ENTRIES SUPPLIED:
★ ★ ★ ★ ★ ★ ★

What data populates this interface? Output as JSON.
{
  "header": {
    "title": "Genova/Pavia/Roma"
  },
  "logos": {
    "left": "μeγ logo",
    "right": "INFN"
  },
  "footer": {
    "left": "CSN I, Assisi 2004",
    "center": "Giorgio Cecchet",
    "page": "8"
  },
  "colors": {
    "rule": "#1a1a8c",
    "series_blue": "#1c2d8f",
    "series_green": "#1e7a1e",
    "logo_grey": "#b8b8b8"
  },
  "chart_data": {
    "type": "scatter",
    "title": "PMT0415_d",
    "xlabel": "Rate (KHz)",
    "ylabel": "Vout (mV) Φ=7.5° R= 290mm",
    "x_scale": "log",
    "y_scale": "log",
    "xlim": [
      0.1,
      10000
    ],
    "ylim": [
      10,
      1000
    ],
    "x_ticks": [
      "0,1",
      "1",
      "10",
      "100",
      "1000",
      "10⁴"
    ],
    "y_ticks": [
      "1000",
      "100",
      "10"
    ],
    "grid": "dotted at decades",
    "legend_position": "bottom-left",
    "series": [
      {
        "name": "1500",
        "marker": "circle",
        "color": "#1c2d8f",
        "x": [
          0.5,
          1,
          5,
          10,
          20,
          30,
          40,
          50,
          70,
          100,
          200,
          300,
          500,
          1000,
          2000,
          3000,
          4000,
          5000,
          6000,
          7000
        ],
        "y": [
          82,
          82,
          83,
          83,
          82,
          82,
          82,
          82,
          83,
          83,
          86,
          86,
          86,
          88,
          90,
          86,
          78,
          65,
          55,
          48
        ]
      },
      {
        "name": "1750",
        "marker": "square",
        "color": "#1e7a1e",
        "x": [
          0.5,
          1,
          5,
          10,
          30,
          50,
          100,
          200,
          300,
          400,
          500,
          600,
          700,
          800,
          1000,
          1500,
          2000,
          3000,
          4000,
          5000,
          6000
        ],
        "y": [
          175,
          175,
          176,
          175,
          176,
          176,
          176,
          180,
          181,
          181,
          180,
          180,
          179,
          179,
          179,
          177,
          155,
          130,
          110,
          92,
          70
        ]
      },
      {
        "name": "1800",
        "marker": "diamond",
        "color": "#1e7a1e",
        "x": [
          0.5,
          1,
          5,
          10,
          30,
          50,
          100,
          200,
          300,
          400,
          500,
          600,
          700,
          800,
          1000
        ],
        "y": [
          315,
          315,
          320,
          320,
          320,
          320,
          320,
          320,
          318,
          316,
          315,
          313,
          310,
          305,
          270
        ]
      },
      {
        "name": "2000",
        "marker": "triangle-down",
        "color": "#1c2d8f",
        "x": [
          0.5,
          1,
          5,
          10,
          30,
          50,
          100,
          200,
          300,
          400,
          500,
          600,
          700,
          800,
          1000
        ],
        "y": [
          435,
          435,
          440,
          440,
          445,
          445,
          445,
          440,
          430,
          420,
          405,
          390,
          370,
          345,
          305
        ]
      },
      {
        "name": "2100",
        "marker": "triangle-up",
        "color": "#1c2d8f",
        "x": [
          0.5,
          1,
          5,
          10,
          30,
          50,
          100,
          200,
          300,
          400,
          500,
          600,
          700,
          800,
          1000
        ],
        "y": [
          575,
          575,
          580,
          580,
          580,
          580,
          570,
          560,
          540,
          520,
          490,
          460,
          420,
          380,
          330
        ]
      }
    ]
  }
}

★ ★ ★ ★ ★ ★ ★

Please quote every record above exactly as it appears.

EXERCISE RESPONSE:
What data populates this interface? Output as JSON.
{
  "header": {
    "title": "Genova/Pavia/Roma"
  },
  "logos": {
    "left": "μeγ logo",
    "right": "INFN"
  },
  "footer": {
    "left": "CSN I, Assisi 2004",
    "center": "Giorgio Cecchet",
    "page": "8"
  },
  "colors": {
    "rule": "#1a1a8c",
    "series_blue": "#1c2d8f",
    "series_green": "#1e7a1e",
    "logo_grey": "#b8b8b8"
  },
  "chart_data": {
    "type": "scatter",
    "title": "PMT0415_d",
    "xlabel": "Rate (KHz)",
    "ylabel": "Vout (mV) Φ=7.5° R= 290mm",
    "x_scale": "log",
    "y_scale": "log",
    "xlim": [
      0.1,
      10000
    ],
    "ylim": [
      10,
      1000
    ],
    "x_ticks": [
      "0,1",
      "1",
      "10",
      "100",
      "1000",
      "10⁴"
    ],
    "y_ticks": [
      "1000",
      "100",
      "10"
    ],
    "grid": "dotted at decades",
    "legend_position": "bottom-left",
    "series": [
      {
        "name": "1500",
        "marker": "circle",
        "color": "#1c2d8f",
        "x": [
          0.5,
          1,
          5,
          10,
          20,
          30,
          40,
          50,
          70,
          100,
          200,
          300,
          500,
          1000,
          2000,
          3000,
          4000,
          5000,
          6000,
          7000
        ],
        "y": [
          82,
          82,
          83,
          83,
          82,
          82,
          82,
          82,
          83,
          83,
          86,
          86,
          86,
          88,
          90,
          86,
          78,
          65,
          55,
          48
        ]
      },
      {
        "name": "1750",
        "marker": "square",
        "color": "#1e7a1e",
        "x": [
          0.5,
          1,
          5,
          10,
          30,
          50,
          100,
          200,
          300,
          400,
          500,
          600,
          700,
          800,
          1000,
          1500,
          2000,
          3000,
          4000,
          5000,
          6000
        ],
        "y": [
          175,
          175,
          176,
          175,
          176,
          176,
          176,
          180,
          181,
          181,
          180,
          180,
          179,
          179,
          179,
          177,
          155,
          130,
          110,
          92,
          70
        ]
      },
      {
        "name": "1800",
        "marker": "diamond",
        "color": "#1e7a1e",
        "x": [
          0.5,
          1,
          5,
          10,
          30,
          50,
          100,
          200,
          300,
          400,
          500,
          600,
          700,
          800,
          1000
        ],
        "y": [
          315,
          315,
          320,
          320,
          320,
          320,
          320,
          320,
          318,
          316,
          315,
          313,
          310,
          305,
          270
        ]
      },
      {
        "name": "2000",
        "marker": "triangle-down",
        "color": "#1c2d8f",
        "x": [
          0.5,
          1,
          5,
          10,
          30,
          50,
          100,
          200,
          300,
          400,
          500,
          600,
          700,
          800,
          1000
        ],
        "y": [
          435,
          435,
          440,
          440,
          445,
          445,
          445,
          440,
          430,
          420,
          405,
          390,
          370,
          345,
          305
        ]
      },
      {
        "name": "2100",
        "marker": "triangle-up",
        "color": "#1c2d8f",
        "x": [
          0.5,
          1,
          5,
          10,
          30,
          50,
          100,
          200,
          300,
          400,
          500,
          600,
          700,
          800,
          1000
        ],
        "y": [
          575,
          575,
          580,
          580,
          580,
          580,
          570,
          560,
          540,
          520,
          490,
          460,
          420,
          380,
          330
        ]
      }
    ]
  }
}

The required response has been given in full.